Stated problem
Here are some entries; quote each one exactly.

══ Data lines

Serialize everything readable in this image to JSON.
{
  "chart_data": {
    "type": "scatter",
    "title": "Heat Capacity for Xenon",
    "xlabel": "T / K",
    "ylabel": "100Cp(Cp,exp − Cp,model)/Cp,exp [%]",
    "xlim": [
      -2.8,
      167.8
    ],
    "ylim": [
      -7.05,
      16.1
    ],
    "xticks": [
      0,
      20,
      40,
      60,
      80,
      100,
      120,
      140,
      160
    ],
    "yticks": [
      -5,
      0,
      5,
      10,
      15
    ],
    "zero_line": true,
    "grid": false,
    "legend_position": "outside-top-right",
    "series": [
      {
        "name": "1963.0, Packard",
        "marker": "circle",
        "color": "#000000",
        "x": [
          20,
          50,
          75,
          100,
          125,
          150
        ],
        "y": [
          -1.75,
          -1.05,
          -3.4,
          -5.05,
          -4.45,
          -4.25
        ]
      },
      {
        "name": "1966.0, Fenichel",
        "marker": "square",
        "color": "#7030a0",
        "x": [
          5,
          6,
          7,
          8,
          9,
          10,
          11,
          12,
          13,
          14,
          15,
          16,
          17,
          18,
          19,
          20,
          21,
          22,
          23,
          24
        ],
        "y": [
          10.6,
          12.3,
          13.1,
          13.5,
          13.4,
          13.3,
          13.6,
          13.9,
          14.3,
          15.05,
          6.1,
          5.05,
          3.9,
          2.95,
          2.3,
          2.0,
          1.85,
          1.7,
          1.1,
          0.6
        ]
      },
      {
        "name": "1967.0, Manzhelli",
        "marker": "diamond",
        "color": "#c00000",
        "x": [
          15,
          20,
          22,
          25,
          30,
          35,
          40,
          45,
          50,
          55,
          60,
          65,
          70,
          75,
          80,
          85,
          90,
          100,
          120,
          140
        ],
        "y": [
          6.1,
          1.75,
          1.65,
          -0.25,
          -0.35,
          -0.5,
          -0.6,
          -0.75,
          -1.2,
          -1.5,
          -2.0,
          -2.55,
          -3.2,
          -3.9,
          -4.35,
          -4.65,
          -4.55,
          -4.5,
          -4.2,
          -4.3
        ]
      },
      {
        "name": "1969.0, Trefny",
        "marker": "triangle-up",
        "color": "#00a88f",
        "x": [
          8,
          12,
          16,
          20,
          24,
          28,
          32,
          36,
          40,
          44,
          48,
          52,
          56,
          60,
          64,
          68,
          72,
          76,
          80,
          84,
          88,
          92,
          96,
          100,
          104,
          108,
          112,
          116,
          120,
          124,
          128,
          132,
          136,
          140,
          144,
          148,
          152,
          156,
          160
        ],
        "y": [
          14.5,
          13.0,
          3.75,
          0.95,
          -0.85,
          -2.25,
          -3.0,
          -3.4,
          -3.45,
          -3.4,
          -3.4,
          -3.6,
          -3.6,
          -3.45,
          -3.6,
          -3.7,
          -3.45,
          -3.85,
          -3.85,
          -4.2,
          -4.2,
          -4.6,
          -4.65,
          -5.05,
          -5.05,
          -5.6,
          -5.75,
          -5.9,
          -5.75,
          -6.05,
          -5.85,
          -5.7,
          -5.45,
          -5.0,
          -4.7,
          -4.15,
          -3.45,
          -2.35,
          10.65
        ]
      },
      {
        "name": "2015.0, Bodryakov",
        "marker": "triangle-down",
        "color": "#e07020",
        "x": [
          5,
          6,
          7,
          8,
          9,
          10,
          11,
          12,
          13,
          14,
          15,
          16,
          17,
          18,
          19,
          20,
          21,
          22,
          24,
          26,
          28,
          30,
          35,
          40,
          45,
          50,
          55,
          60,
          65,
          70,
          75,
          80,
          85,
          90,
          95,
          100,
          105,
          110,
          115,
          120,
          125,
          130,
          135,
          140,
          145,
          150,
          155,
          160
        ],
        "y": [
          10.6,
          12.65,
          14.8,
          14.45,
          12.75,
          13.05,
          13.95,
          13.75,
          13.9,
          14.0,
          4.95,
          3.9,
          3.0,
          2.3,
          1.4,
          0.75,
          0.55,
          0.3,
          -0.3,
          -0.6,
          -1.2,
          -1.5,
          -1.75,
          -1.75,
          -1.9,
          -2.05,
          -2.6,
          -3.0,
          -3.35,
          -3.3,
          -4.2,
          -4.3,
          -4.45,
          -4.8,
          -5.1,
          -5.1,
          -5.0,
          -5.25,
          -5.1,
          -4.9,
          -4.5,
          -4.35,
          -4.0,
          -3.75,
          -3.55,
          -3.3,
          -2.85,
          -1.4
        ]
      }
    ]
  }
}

════

Completed task
Serialize everything readable in this image to JSON.
{
  "chart_data": {
    "type": "scatter",
    "title": "Heat Capacity for Xenon",
    "xlabel": "T / K",
    "ylabel": "100Cp(Cp,exp − Cp,model)/Cp,exp [%]",
    "xlim": [
      -2.8,
      167.8
    ],
    "ylim": [
      -7.05,
      16.1
    ],
    "xticks": [
      0,
      20,
      40,
      60,
      80,
      100,
      120,
      140,
      160
    ],
    "yticks": [
      -5,
      0,
      5,
      10,
      15
    ],
    "zero_line": true,
    "grid": false,
    "legend_position": "outside-top-right",
    "series": [
      {
        "name": "1963.0, Packard",
        "marker": "circle",
        "color": "#000000",
        "x": [
          20,
          50,
          75,
          100,
          125,
          150
        ],
        "y": [
          -1.75,
          -1.05,
          -3.4,
          -5.05,
          -4.45,
          -4.25
        ]
      },
      {
        "name": "1966.0, Fenichel",
        "marker": "square",
        "color": "#7030a0",
        "x": [
          5,
          6,
          7,
          8,
          9,
          10,
          11,
          12,
          13,
          14,
          15,
          16,
          17,
          18,
          19,
          20,
          21,
          22,
          23,
          24
        ],
        "y": [
          10.6,
          12.3,
          13.1,
          13.5,
          13.4,
          13.3,
          13.6,
          13.9,
          14.3,
          15.05,
          6.1,
          5.05,
          3.9,
          2.95,
          2.3,
          2.0,
          1.85,
          1.7,
          1.1,
          0.6
        ]
      },
      {
        "name": "1967.0, Manzhelli",
        "marker": "diamond",
        "color": "#c00000",
        "x": [
          15,
          20,
          22,
          25,
          30,
          35,
          40,
          45,
          50,
          55,
          60,
          65,
          70,
          75,
          80,
          85,
          90,
          100,
          120,
          140
        ],
        "y": [
          6.1,
          1.75,
          1.65,
          -0.25,
          -0.35,
          -0.5,
          -0.6,
          -0.75,
          -1.2,
          -1.5,
          -2.0,
          -2.55,
          -3.2,
          -3.9,
          -4.35,
          -4.65,
          -4.55,
          -4.5,
          -4.2,
          -4.3
        ]
      },
      {
        "name": "1969.0, Trefny",
        "marker": "triangle-up",
        "color": "#00a88f",
        "x": [
          8,
          12,
          16,
          20,
          24,
          28,
          32,
          36,
          40,
          44,
          48,
          52,
          56,
          60,
          64,
          68,
          72,
          76,
          80,
          84,
          88,
          92,
          96,
          100,
          104,
          108,
          112,
          116,
          120,
          124,
          128,
          132,
          136,
          140,
          144,
          148,
          152,
          156,
          160
        ],
        "y": [
          14.5,
          13.0,
          3.75,
          0.95,
          -0.85,
          -2.25,
          -3.0,
          -3.4,
          -3.45,
          -3.4,
          -3.4,
          -3.6,
          -3.6,
          -3.45,
          -3.6,
          -3.7,
          -3.45,
          -3.85,
          -3.85,
          -4.2,
          -4.2,
          -4.6,
          -4.65,
          -5.05,
          -5.05,
          -5.6,
          -5.75,
          -5.9,
          -5.75,
          -6.05,
          -5.85,
          -5.7,
          -5.45,
          -5.0,
          -4.7,
          -4.15,
          -3.45,
          -2.35,
          10.65
        ]
      },
      {
        "name": "2015.0, Bodryakov",
        "marker": "triangle-down",
        "color": "#e07020",
        "x": [
          5,
          6,
          7,
          8,
          9,
          10,
          11,
          12,
          13,
          14,
          15,
          16,
          17,
          18,
          19,
          20,
          21,
          22,
          24,
          26,
          28,
          30,
          35,
          40,
          45,
          50,
          55,
          60,
          65,
          70,
          75,
          80,
          85,
          90,
          95,
          100,
          105,
          110,
          115,
          120,
          125,
          130,
          135,
          140,
          145,
          150,
          155,
          160
        ],
        "y": [
          10.6,
          12.65,
          14.8,
          14.45,
          12.75,
          13.05,
          13.95,
          13.75,
          13.9,
          14.0,
          4.95,
          3.9,
          3.0,
          2.3,
          1.4,
          0.75,
          0.55,
          0.3,
          -0.3,
          -0.6,
          -1.2,
          -1.5,
          -1.75,
          -1.75,
          -1.9,
          -2.05,
          -2.6,
          -3.0,
          -3.35,
          -3.3,
          -4.2,
          -4.3,
          -4.45,
          -4.8,
          -5.1,
          -5.1,
          -5.0,
          -5.25,
          -5.1,
          -4.9,
          -4.5,
          -4.35,
          -4.0,
          -3.75,
          -3.55,
          -3.3,
          -2.85,
          -1.4
        ]
      }
    ]
  }
}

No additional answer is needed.